### DIRECTIVE
Reproduce word for word the portion of the records that opens with the line containing "148, 482, 150]" and closes with the line containing "392, 586, 402]", including both of those lines.

-.-.-

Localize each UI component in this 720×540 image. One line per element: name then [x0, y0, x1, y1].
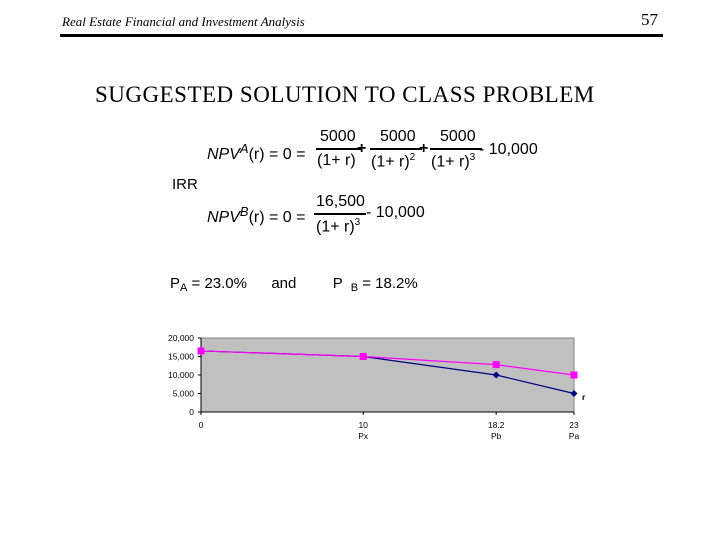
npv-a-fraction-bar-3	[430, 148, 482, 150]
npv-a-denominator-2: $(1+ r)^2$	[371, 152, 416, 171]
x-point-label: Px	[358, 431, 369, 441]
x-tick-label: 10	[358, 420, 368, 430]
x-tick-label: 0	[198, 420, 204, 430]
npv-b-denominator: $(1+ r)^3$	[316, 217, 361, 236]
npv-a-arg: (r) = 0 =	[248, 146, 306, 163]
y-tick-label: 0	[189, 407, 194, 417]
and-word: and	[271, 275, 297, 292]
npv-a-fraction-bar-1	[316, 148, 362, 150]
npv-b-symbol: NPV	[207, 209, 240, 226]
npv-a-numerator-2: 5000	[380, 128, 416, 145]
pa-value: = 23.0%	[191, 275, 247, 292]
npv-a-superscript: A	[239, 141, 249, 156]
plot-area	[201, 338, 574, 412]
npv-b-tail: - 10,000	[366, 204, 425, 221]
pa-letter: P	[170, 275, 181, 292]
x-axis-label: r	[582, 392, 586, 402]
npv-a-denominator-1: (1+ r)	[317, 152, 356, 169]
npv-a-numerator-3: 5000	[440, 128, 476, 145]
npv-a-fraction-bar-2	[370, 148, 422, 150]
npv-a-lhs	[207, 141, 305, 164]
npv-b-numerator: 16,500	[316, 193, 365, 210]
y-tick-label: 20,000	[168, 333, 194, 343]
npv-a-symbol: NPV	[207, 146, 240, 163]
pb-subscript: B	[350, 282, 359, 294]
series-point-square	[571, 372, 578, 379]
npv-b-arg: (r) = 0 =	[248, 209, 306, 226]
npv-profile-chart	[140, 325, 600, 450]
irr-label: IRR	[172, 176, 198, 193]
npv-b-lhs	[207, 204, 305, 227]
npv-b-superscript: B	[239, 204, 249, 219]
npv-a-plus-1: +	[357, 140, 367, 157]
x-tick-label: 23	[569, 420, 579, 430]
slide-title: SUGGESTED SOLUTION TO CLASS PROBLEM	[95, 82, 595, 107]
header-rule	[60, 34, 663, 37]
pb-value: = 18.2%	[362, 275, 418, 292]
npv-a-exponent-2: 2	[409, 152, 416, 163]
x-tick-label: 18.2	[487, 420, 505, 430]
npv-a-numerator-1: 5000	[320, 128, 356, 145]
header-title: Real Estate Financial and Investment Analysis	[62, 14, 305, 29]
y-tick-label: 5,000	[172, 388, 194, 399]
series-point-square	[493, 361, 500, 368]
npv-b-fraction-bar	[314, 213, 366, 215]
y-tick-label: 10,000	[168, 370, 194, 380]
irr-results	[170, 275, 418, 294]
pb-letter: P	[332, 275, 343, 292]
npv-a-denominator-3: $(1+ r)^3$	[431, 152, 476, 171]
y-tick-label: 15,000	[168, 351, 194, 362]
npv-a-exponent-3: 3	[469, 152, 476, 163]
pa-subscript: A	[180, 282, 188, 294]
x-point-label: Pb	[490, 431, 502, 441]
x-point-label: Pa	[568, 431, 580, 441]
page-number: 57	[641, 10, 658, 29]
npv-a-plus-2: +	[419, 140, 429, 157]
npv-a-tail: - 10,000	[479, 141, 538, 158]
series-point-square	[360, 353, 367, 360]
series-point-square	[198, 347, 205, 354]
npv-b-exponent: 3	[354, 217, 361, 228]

-.-.-

### THE REPLY
npv-a-fraction-bar-3	[430, 148, 482, 150]
npv-a-denominator-2: $(1+ r)^2$	[371, 152, 416, 171]
x-point-label: Px	[358, 431, 369, 441]
x-tick-label: 10	[358, 420, 368, 430]
x-tick-label: 0	[198, 420, 204, 430]
npv-b-denominator: $(1+ r)^3$	[316, 217, 361, 236]
npv-a-arg: (r) = 0 =	[248, 146, 306, 163]
y-tick-label: 0	[189, 407, 194, 417]
and-word: and	[271, 275, 297, 292]
npv-a-fraction-bar-1	[316, 148, 362, 150]
npv-b-symbol: NPV	[207, 209, 240, 226]
npv-a-numerator-2: 5000	[380, 128, 416, 145]
pa-value: = 23.0%	[191, 275, 247, 292]
npv-a-superscript: A	[239, 141, 249, 156]
plot-area	[201, 338, 574, 412]
npv-b-tail: - 10,000	[366, 204, 425, 221]
pa-letter: P	[170, 275, 181, 292]
x-axis-label: r	[582, 392, 586, 402]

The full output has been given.